# Given data
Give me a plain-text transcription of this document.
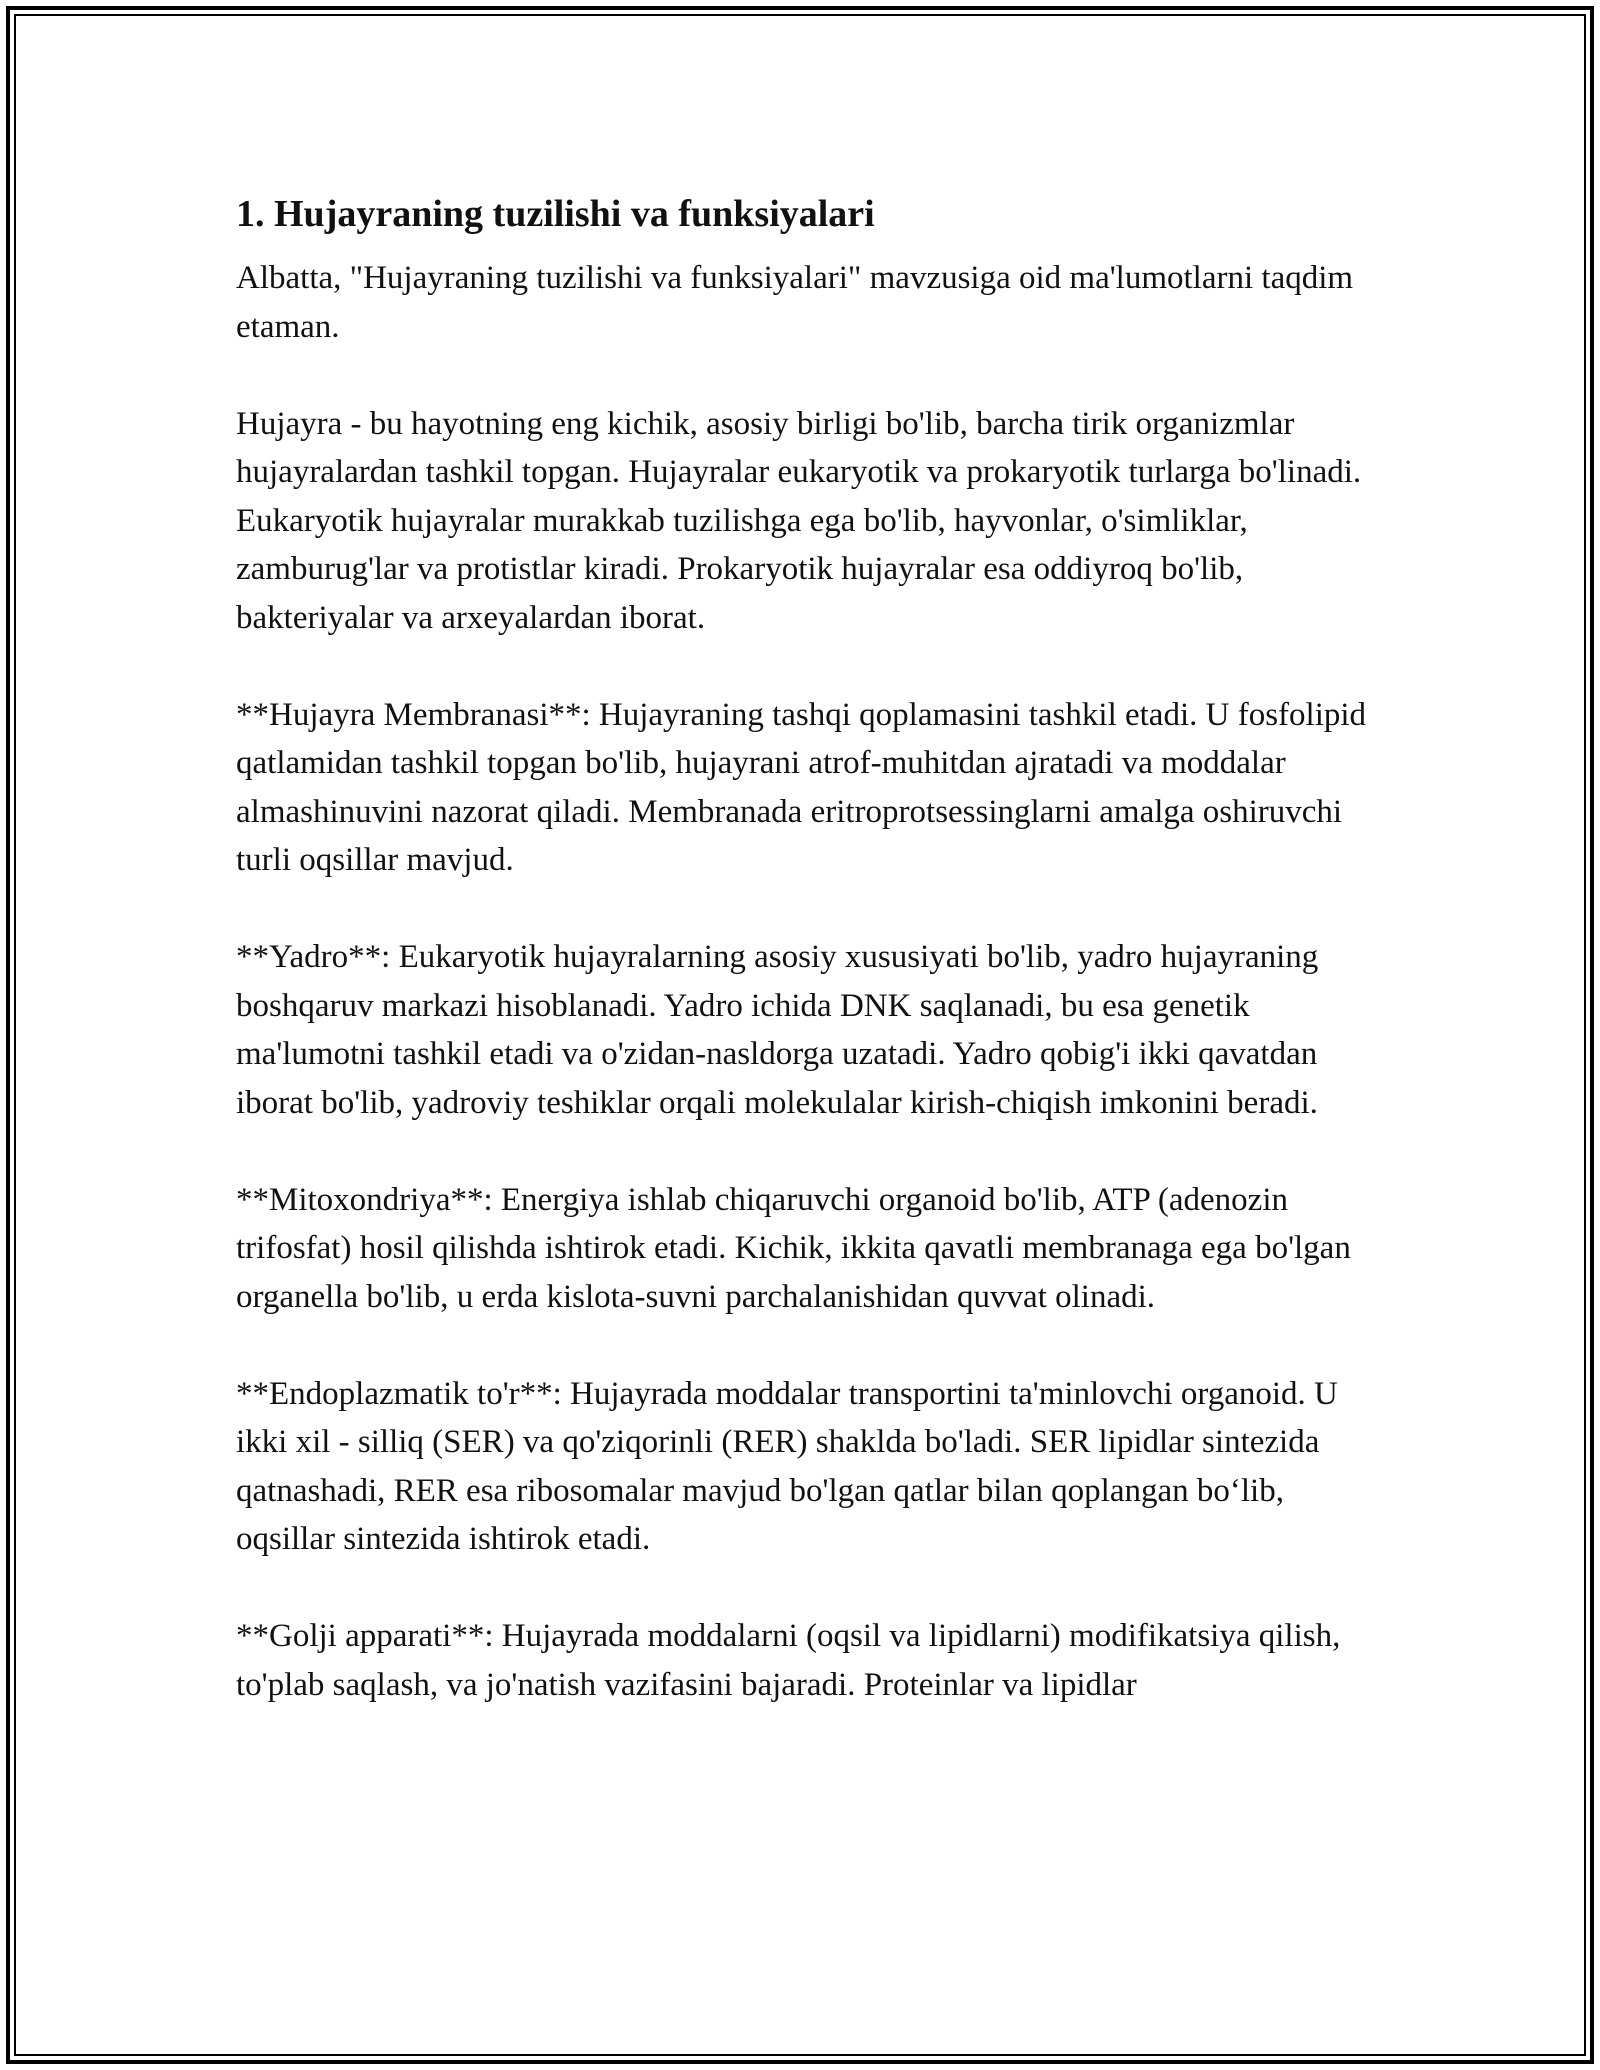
1. Hujayraning tuzilishi va funksiyalari

Albatta, "Hujayraning tuzilishi va funksiyalari" mavzusiga oid ma'lumotlarni taqdim etaman.

Hujayra - bu hayotning eng kichik, asosiy birligi bo'lib, barcha tirik organizmlar hujayralardan tashkil topgan. Hujayralar eukaryotik va prokaryotik turlarga bo'linadi. Eukaryotik hujayralar murakkab tuzilishga ega bo'lib, hayvonlar, o'simliklar, zamburug'lar va protistlar kiradi. Prokaryotik hujayralar esa oddiyroq bo'lib, bakteriyalar va arxeyalardan iborat.

**Hujayra Membranasi**: Hujayraning tashqi qoplamasini tashkil etadi. U fosfolipid qatlamidan tashkil topgan bo'lib, hujayrani atrof-muhitdan ajratadi va moddalar almashinuvini nazorat qiladi. Membranada eritroprotsessinglarni amalga oshiruvchi turli oqsillar mavjud.

**Yadro**: Eukaryotik hujayralarning asosiy xususiyati bo'lib, yadro hujayraning boshqaruv markazi hisoblanadi. Yadro ichida DNK saqlanadi, bu esa genetik ma'lumotni tashkil etadi va o'zidan-nasldorga uzatadi. Yadro qobig'i ikki qavatdan iborat bo'lib, yadroviy teshiklar orqali molekulalar kirish-chiqish imkonini beradi.

**Mitoxondriya**: Energiya ishlab chiqaruvchi organoid bo'lib, ATP (adenozin trifosfat) hosil qilishda ishtirok etadi. Kichik, ikkita qavatli membranaga ega bo'lgan organella bo'lib, u erda kislota-suvni parchalanishidan quvvat olinadi.

**Endoplazmatik to'r**: Hujayrada moddalar transportini ta'minlovchi organoid. U ikki xil - silliq (SER) va qo'ziqorinli (RER) shaklda bo'ladi. SER lipidlar sintezida qatnashadi, RER esa ribosomalar mavjud bo'lgan qatlar bilan qoplangan bo‘lib, oqsillar sintezida ishtirok etadi.

**Golji apparati**: Hujayrada moddalarni (oqsil va lipidlarni) modifikatsiya qilish, to'plab saqlash, va jo'natish vazifasini bajaradi. Proteinlar va lipidlar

# Activity
Reproduce the records, all of them, word for word; omit the pictures.

# The completed task
Give me a plain-text transcription of this document.
1. Hujayraning tuzilishi va funksiyalari

Albatta, "Hujayraning tuzilishi va funksiyalari" mavzusiga oid ma'lumotlarni taqdim etaman.

Hujayra - bu hayotning eng kichik, asosiy birligi bo'lib, barcha tirik organizmlar hujayralardan tashkil topgan. Hujayralar eukaryotik va prokaryotik turlarga bo'linadi. Eukaryotik hujayralar murakkab tuzilishga ega bo'lib, hayvonlar, o'simliklar, zamburug'lar va protistlar kiradi. Prokaryotik hujayralar esa oddiyroq bo'lib, bakteriyalar va arxeyalardan iborat.

**Hujayra Membranasi**: Hujayraning tashqi qoplamasini tashkil etadi. U fosfolipid qatlamidan tashkil topgan bo'lib, hujayrani atrof-muhitdan ajratadi va moddalar almashinuvini nazorat qiladi. Membranada eritroprotsessinglarni amalga oshiruvchi turli oqsillar mavjud.

**Yadro**: Eukaryotik hujayralarning asosiy xususiyati bo'lib, yadro hujayraning boshqaruv markazi hisoblanadi. Yadro ichida DNK saqlanadi, bu esa genetik ma'lumotni tashkil etadi va o'zidan-nasldorga uzatadi. Yadro qobig'i ikki qavatdan iborat bo'lib, yadroviy teshiklar orqali molekulalar kirish-chiqish imkonini beradi.

**Mitoxondriya**: Energiya ishlab chiqaruvchi organoid bo'lib, ATP (adenozin trifosfat) hosil qilishda ishtirok etadi. Kichik, ikkita qavatli membranaga ega bo'lgan organella bo'lib, u erda kislota-suvni parchalanishidan quvvat olinadi.

**Endoplazmatik to'r**: Hujayrada moddalar transportini ta'minlovchi organoid. U ikki xil - silliq (SER) va qo'ziqorinli (RER) shaklda bo'ladi. SER lipidlar sintezida qatnashadi, RER esa ribosomalar mavjud bo'lgan qatlar bilan qoplangan bo‘lib, oqsillar sintezida ishtirok etadi.

**Golji apparati**: Hujayrada moddalarni (oqsil va lipidlarni) modifikatsiya qilish, to'plab saqlash, va jo'natish vazifasini bajaradi. Proteinlar va lipidlar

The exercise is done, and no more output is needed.